All of lore.kernel.org
 help / color / mirror / Atom feed
From: Derrick Stolee <stolee@gmail.com>
To: git@vger.kernel.org
Cc: gitster@pobox.com, peff@peff.net, git@jeffhostetler.com,
	sbeller@google.com, dstolee@microsoft.com
Subject: [PATCH 01/14] graph: add packed graph design document
Date: Thu, 25 Jan 2018 09:02:18 -0500	[thread overview]
Message-ID: <20180125140231.65604-2-dstolee@microsoft.com> (raw)
In-Reply-To: <20180125140231.65604-1-dstolee@microsoft.com>

Add Documentation/technical/packed-graph.txt with details of the planned
packed graph feature, including future plans.

Signed-off-by: Derrick Stolee <dstolee@microsoft.com>
---
 Documentation/technical/packed-graph.txt | 185 +++++++++++++++++++++++++++++++
 1 file changed, 185 insertions(+)
 create mode 100644 Documentation/technical/packed-graph.txt

diff --git a/Documentation/technical/packed-graph.txt b/Documentation/technical/packed-graph.txt
new file mode 100644
index 0000000000..fcc0c83874
--- /dev/null
+++ b/Documentation/technical/packed-graph.txt
@@ -0,0 +1,185 @@
+Git Packed Graph Design Notes
+=============================
+
+Git walks the commit graph for many reasons, including:
+
+1. Listing and filtering commit history.
+2. Computing merge bases.
+
+These operations can become slow as the commit count grows above 100K.
+The merge base calculation shows up in many user-facing commands, such
+as 'status' and 'fetch' and can take minutes to compute depending on
+data shape. There are two main costs here:
+
+1. Decompressing and parsing commits.

------------------------------

Written instruction A ->
Could you transcribe the packed graph patch from "diff --git a/Documentation/technical/packed-graph.txt" up to and including "filtering commit history."?
The records have no connection to the packed graph patch above.

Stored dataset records
------------------------------

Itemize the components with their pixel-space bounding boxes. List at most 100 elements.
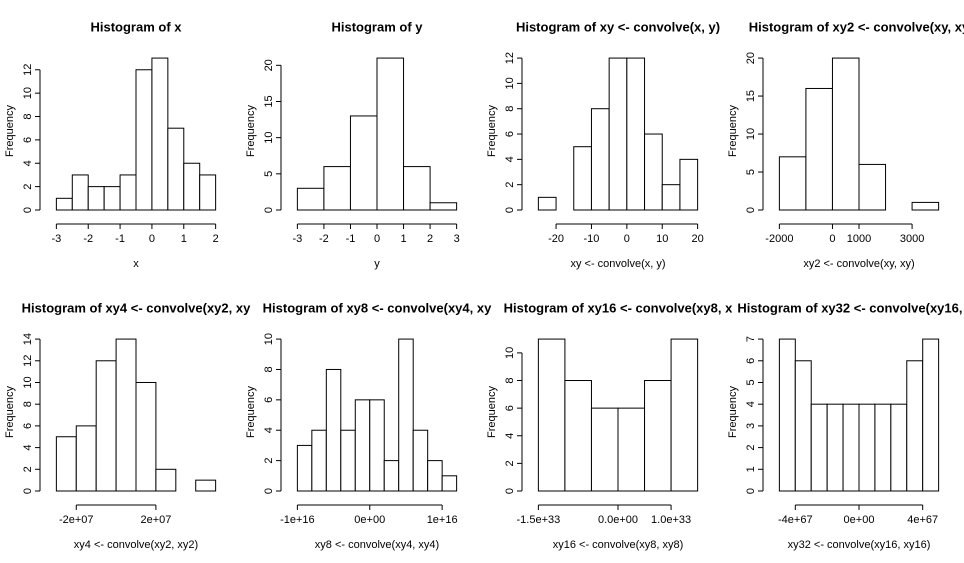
bar [537, 196, 557, 211]
x-tick-label: -10 [584, 233, 600, 245]
x-tick-label: 1 [181, 233, 187, 245]
bar [75, 425, 97, 492]
bar [679, 158, 699, 211]
y-tick-label: 12 [22, 64, 34, 76]
bar [537, 338, 566, 492]
y-tick-label: 6 [22, 137, 34, 143]
bar [155, 468, 177, 492]
bar [103, 186, 121, 211]
bar [87, 186, 105, 211]
bar [858, 403, 876, 492]
bar [590, 407, 619, 492]
y-tick-label: 8 [504, 377, 516, 383]
bar [906, 360, 924, 492]
x-tick-label: 1e+16 [427, 514, 458, 526]
y-tick-label: 12 [504, 52, 516, 64]
y-tick-label: 7 [745, 336, 757, 342]
y-tick-label: 10 [22, 87, 34, 99]
bar [296, 444, 313, 492]
bar [323, 166, 351, 211]
bar [195, 479, 217, 492]
x-tick-label: 2 [427, 233, 433, 245]
y-tick-label: 4 [22, 445, 34, 451]
bar [369, 399, 385, 492]
x-tick-label: -2 [83, 233, 93, 245]
bar [608, 57, 628, 211]
bar [376, 57, 405, 211]
bar [115, 338, 137, 492]
y-axis-label: Frequency [727, 105, 739, 157]
bar [325, 368, 342, 492]
bar [55, 436, 77, 492]
bar [427, 460, 443, 492]
bar [403, 166, 431, 211]
bar [890, 403, 908, 492]
y-tick-label: 0 [22, 488, 34, 494]
x-tick-label: 0 [374, 233, 380, 245]
y-tick-label: 2 [745, 445, 757, 451]
bar [911, 201, 940, 211]
bar [922, 338, 940, 492]
y-tick-label: 20 [263, 59, 275, 71]
y-tick-label: 8 [22, 401, 34, 407]
y-tick-label: 4 [263, 427, 275, 433]
y-tick-label: 2 [504, 182, 516, 188]
bar [661, 184, 681, 211]
x-axis-label: xy2 <- convolve(xy, xy) [803, 258, 914, 270]
x-tick-label: 4e+67 [907, 514, 938, 526]
y-tick-label: 0 [504, 207, 516, 213]
bar [199, 174, 217, 211]
bar [794, 360, 812, 492]
bar [135, 381, 157, 492]
x-tick-label: -1 [115, 233, 125, 245]
x-tick-label: 1 [400, 233, 406, 245]
bar [644, 133, 663, 211]
bar [311, 429, 327, 492]
y-tick-label: 4 [745, 401, 757, 407]
y-axis-label: Frequency [4, 386, 16, 438]
y-tick-label: 15 [263, 95, 275, 107]
y-tick-label: 3 [745, 423, 757, 429]
bar [617, 407, 646, 492]
y-tick-label: 8 [22, 113, 34, 119]
y-tick-label: 8 [263, 366, 275, 372]
bar [167, 127, 185, 211]
y-axis-label: Frequency [727, 386, 739, 438]
bar [858, 163, 887, 211]
y-tick-label: 10 [263, 132, 275, 144]
y-tick-label: 4 [504, 433, 516, 439]
x-axis-label: xy16 <- convolve(xy8, xy8) [553, 539, 684, 551]
y-tick-label: 0 [263, 488, 275, 494]
chart-title: Histogram of xy4 <- convolve(xy2, xy [22, 300, 251, 315]
y-tick-label: 2 [504, 460, 516, 466]
y-tick-label: 0 [263, 207, 275, 213]
x-tick-label: 0 [624, 233, 630, 245]
bar [135, 69, 153, 211]
chart-title: Histogram of xy <- convolve(x, y) [516, 19, 720, 34]
x-tick-label: -3 [292, 233, 302, 245]
x-axis-label: xy4 <- convolve(xy2, xy2) [74, 539, 198, 551]
x-tick-label: 2 [213, 233, 219, 245]
x-tick-label: 2e+07 [140, 514, 171, 526]
y-tick-label: 15 [745, 90, 757, 102]
y-tick-label: 10 [263, 333, 275, 345]
y-tick-label: 2 [22, 184, 34, 190]
y-tick-label: 4 [504, 156, 516, 162]
y-tick-label: 5 [745, 379, 757, 385]
chart-title: Histogram of xy32 <- convolve(xy16, xy [737, 300, 964, 315]
bar [398, 338, 414, 492]
x-tick-label: 1000 [847, 233, 871, 245]
y-tick-label: 10 [745, 128, 757, 140]
bar [412, 429, 429, 492]
y-tick-label: 0 [504, 488, 516, 494]
x-tick-label: -3 [51, 233, 61, 245]
y-tick-label: 20 [745, 52, 757, 64]
bar [573, 146, 592, 211]
chart-title: Histogram of xy2 <- convolve(xy, xy [749, 19, 964, 34]
bar [874, 403, 892, 492]
bar [296, 187, 325, 211]
bar [778, 338, 796, 492]
bar [55, 197, 73, 211]
x-tick-label: -4e+67 [778, 514, 813, 526]
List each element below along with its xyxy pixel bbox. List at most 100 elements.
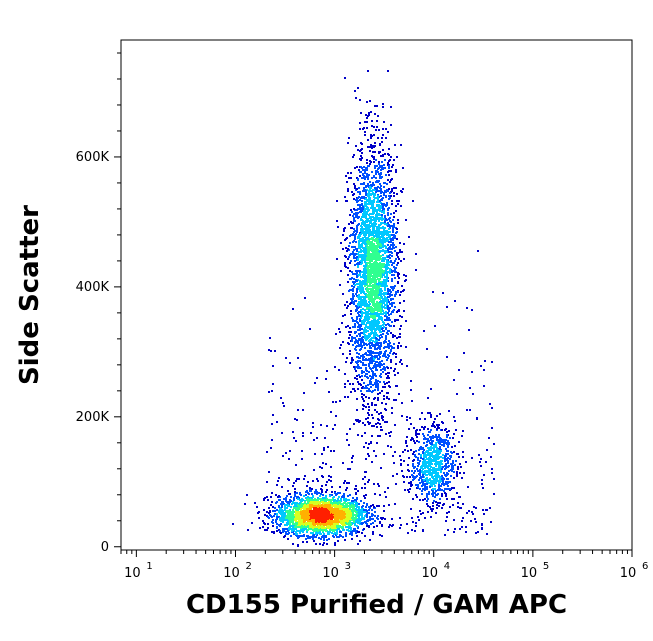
data-point	[373, 158, 375, 160]
data-point	[285, 524, 287, 526]
data-point	[427, 452, 429, 454]
data-point	[369, 516, 371, 518]
data-point	[371, 332, 373, 334]
data-point	[439, 498, 441, 500]
data-point	[334, 518, 336, 520]
data-point	[357, 286, 359, 288]
data-point	[397, 203, 399, 205]
data-point	[366, 159, 368, 161]
data-point	[319, 523, 321, 525]
data-point	[372, 230, 374, 232]
data-point	[306, 508, 308, 510]
data-point	[361, 223, 363, 225]
data-point	[354, 281, 356, 283]
data-point	[375, 337, 377, 339]
data-point	[361, 200, 363, 202]
data-point	[364, 424, 366, 426]
data-point	[280, 532, 282, 534]
data-point	[401, 316, 403, 318]
data-point	[446, 442, 448, 444]
data-point	[362, 183, 364, 185]
data-point	[376, 411, 378, 413]
data-point	[368, 250, 370, 252]
data-point	[359, 298, 361, 300]
data-point	[342, 234, 344, 236]
data-point	[435, 482, 437, 484]
data-point	[315, 536, 317, 538]
data-point	[355, 233, 357, 235]
data-point	[422, 483, 424, 485]
data-point	[382, 355, 384, 357]
data-point	[357, 364, 359, 366]
data-point	[351, 271, 353, 273]
data-point	[389, 225, 391, 227]
data-point	[258, 517, 260, 519]
data-point	[352, 502, 354, 504]
data-point	[352, 273, 354, 275]
data-point	[388, 346, 390, 348]
data-point	[365, 339, 367, 341]
data-point	[349, 327, 351, 329]
data-point	[317, 523, 319, 525]
data-point	[388, 310, 390, 312]
data-point	[392, 334, 394, 336]
data-point	[377, 246, 379, 248]
data-point	[377, 287, 379, 289]
data-point	[362, 173, 364, 175]
data-point	[285, 531, 287, 533]
data-point	[453, 416, 455, 418]
data-point	[279, 525, 281, 527]
data-point	[361, 315, 363, 317]
data-point	[358, 516, 360, 518]
data-point	[371, 509, 373, 511]
data-point	[294, 495, 296, 497]
data-point	[359, 328, 361, 330]
data-point	[386, 396, 388, 398]
data-point	[407, 464, 409, 466]
data-point	[366, 175, 368, 177]
data-point	[353, 301, 355, 303]
data-point	[382, 246, 384, 248]
data-point	[369, 260, 371, 262]
data-point	[368, 479, 370, 481]
data-point	[415, 432, 417, 434]
data-point	[359, 158, 361, 160]
data-point	[422, 433, 424, 435]
data-point	[333, 496, 335, 498]
data-point	[271, 521, 273, 523]
data-point	[375, 384, 377, 386]
data-point	[391, 234, 393, 236]
data-point	[335, 521, 337, 523]
data-point	[365, 186, 367, 188]
data-point	[341, 514, 343, 516]
data-point	[367, 268, 369, 270]
data-point	[377, 230, 379, 232]
data-point	[307, 505, 309, 507]
data-point	[366, 162, 368, 164]
data-point	[389, 269, 391, 271]
data-point	[402, 475, 404, 477]
data-point	[352, 512, 354, 514]
data-point	[370, 306, 372, 308]
data-point	[434, 418, 436, 420]
data-point	[274, 510, 276, 512]
data-point	[419, 488, 421, 490]
data-point	[339, 284, 341, 286]
data-point	[377, 380, 379, 382]
data-point	[368, 363, 370, 365]
data-point	[374, 308, 376, 310]
data-point	[313, 540, 315, 542]
data-point	[387, 293, 389, 295]
data-point	[374, 409, 376, 411]
data-point	[258, 511, 260, 513]
data-point	[284, 509, 286, 511]
data-point	[433, 421, 435, 423]
data-point	[364, 176, 366, 178]
data-point	[352, 288, 354, 290]
data-point	[430, 416, 432, 418]
data-point	[374, 348, 376, 350]
data-point	[318, 537, 320, 539]
data-point	[371, 241, 373, 243]
data-point	[315, 518, 317, 520]
data-point	[304, 501, 306, 503]
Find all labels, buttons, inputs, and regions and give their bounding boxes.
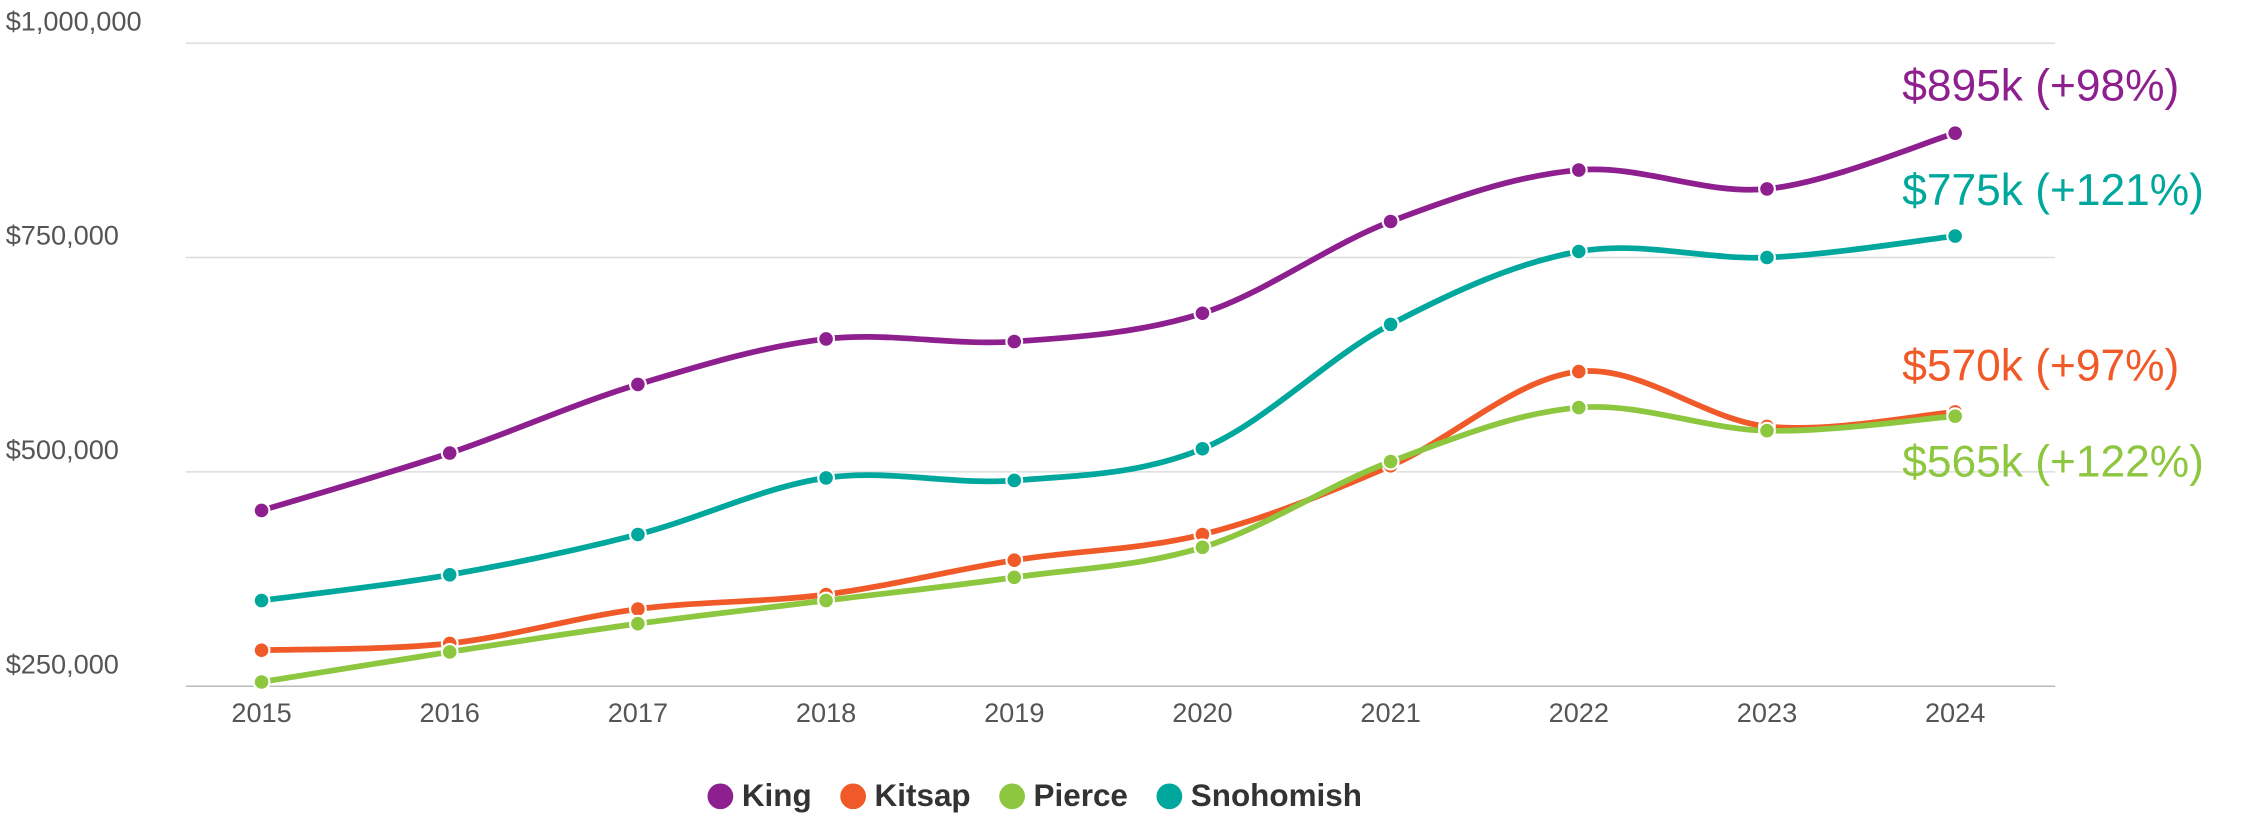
legend-swatch [999, 783, 1025, 810]
series-line [261, 368, 1956, 654]
x-tick-label: 2021 [1360, 697, 1420, 728]
legend-label: King [742, 778, 812, 813]
point [1005, 471, 1024, 490]
point [1758, 179, 1776, 198]
point [628, 525, 647, 544]
legend: King Kitsap Pierce Snohomish [707, 778, 1362, 813]
point [1005, 332, 1024, 351]
point [440, 565, 459, 584]
point [440, 444, 459, 462]
end-label: $570k (+97%) [1902, 342, 2179, 391]
point [1569, 242, 1588, 261]
point [628, 375, 647, 394]
x-tick-label: 2022 [1549, 697, 1609, 728]
point [817, 468, 836, 487]
y-tick-label: $250,000 [6, 648, 119, 679]
x-tick-label: 2017 [608, 697, 668, 728]
point [1758, 248, 1776, 267]
x-tick-label: 2020 [1172, 697, 1232, 728]
legend-label: Pierce [1034, 778, 1128, 813]
x-tick-label: 2024 [1925, 697, 1985, 728]
point [252, 673, 271, 691]
end-label: $565k (+122%) [1902, 437, 2204, 486]
point [1193, 538, 1212, 557]
x-tick-label: 2019 [984, 697, 1044, 728]
point [1381, 315, 1400, 334]
point [1381, 212, 1400, 231]
series-line [261, 233, 1956, 604]
y-tick-label: $500,000 [6, 434, 119, 465]
x-tick-label: 2023 [1737, 697, 1797, 728]
x-tick-label: 2016 [420, 697, 480, 728]
end-label: $775k (+121%) [1902, 166, 2204, 215]
point [1758, 421, 1776, 440]
point [252, 591, 271, 610]
series-line [261, 404, 1956, 685]
point [1193, 304, 1212, 323]
y-tick-label: $1,000,000 [6, 5, 142, 36]
point [440, 643, 459, 661]
point [1569, 362, 1588, 381]
point [1381, 452, 1400, 471]
end-label: $895k (+98%) [1902, 62, 2179, 111]
point [1193, 439, 1212, 458]
point [817, 591, 836, 610]
point [252, 501, 271, 520]
point [1005, 568, 1024, 587]
point [817, 330, 836, 348]
point [628, 614, 647, 633]
point [1569, 161, 1588, 179]
x-tick-label: 2018 [796, 697, 856, 728]
point [1946, 124, 1965, 143]
legend-swatch [1156, 783, 1183, 810]
point [1946, 407, 1965, 426]
y-tick-label: $750,000 [6, 220, 119, 251]
series-line [260, 130, 1956, 514]
point [1569, 398, 1588, 417]
point [252, 641, 271, 660]
point [1946, 227, 1965, 245]
x-tick-label: 2015 [231, 697, 291, 728]
legend-label: Kitsap [875, 778, 971, 813]
point [1005, 551, 1024, 570]
point [628, 600, 647, 619]
legend-label: Snohomish [1191, 778, 1362, 813]
legend-swatch [707, 783, 734, 810]
legend-swatch [840, 783, 866, 810]
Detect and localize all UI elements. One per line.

------------------------------

Written instruction B ->
Can you restate word for word only the lines of the records from the line with "158, 375, 160]" up to and including the line with "531, 287, 533]"?

Full answer A ->
diff --git a/Documentation/technical/packed-graph.txt b/Documentation/technical/packed-graph.txt
new file mode 100644
index 0000000000..fcc0c83874
--- /dev/null
+++ b/Documentation/technical/packed-graph.txt
@@ -0,0 +1,185 @@
+Git Packed Graph Design Notes
+=============================
+
+Git walks the commit graph for many reasons, including:
+
+1. Listing and filtering commit history.

Full answer B ->
data-point	[373, 158, 375, 160]
data-point	[285, 524, 287, 526]
data-point	[427, 452, 429, 454]
data-point	[369, 516, 371, 518]
data-point	[371, 332, 373, 334]
data-point	[439, 498, 441, 500]
data-point	[334, 518, 336, 520]
data-point	[357, 286, 359, 288]
data-point	[397, 203, 399, 205]
data-point	[366, 159, 368, 161]
data-point	[319, 523, 321, 525]
data-point	[372, 230, 374, 232]
data-point	[306, 508, 308, 510]
data-point	[361, 223, 363, 225]
data-point	[354, 281, 356, 283]
data-point	[375, 337, 377, 339]
data-point	[361, 200, 363, 202]
data-point	[364, 424, 366, 426]
data-point	[280, 532, 282, 534]
data-point	[401, 316, 403, 318]
data-point	[446, 442, 448, 444]
data-point	[362, 183, 364, 185]
data-point	[376, 411, 378, 413]
data-point	[368, 250, 370, 252]
data-point	[359, 298, 361, 300]
data-point	[342, 234, 344, 236]
data-point	[435, 482, 437, 484]
data-point	[315, 536, 317, 538]
data-point	[355, 233, 357, 235]
data-point	[422, 483, 424, 485]
data-point	[382, 355, 384, 357]
data-point	[357, 364, 359, 366]
data-point	[351, 271, 353, 273]
data-point	[389, 225, 391, 227]
data-point	[258, 517, 260, 519]
data-point	[352, 502, 354, 504]
data-point	[352, 273, 354, 275]
data-point	[388, 346, 390, 348]
data-point	[365, 339, 367, 341]
data-point	[349, 327, 351, 329]
data-point	[317, 523, 319, 525]
data-point	[388, 310, 390, 312]
data-point	[392, 334, 394, 336]
data-point	[377, 246, 379, 248]
data-point	[377, 287, 379, 289]
data-point	[362, 173, 364, 175]
data-point	[285, 531, 287, 533]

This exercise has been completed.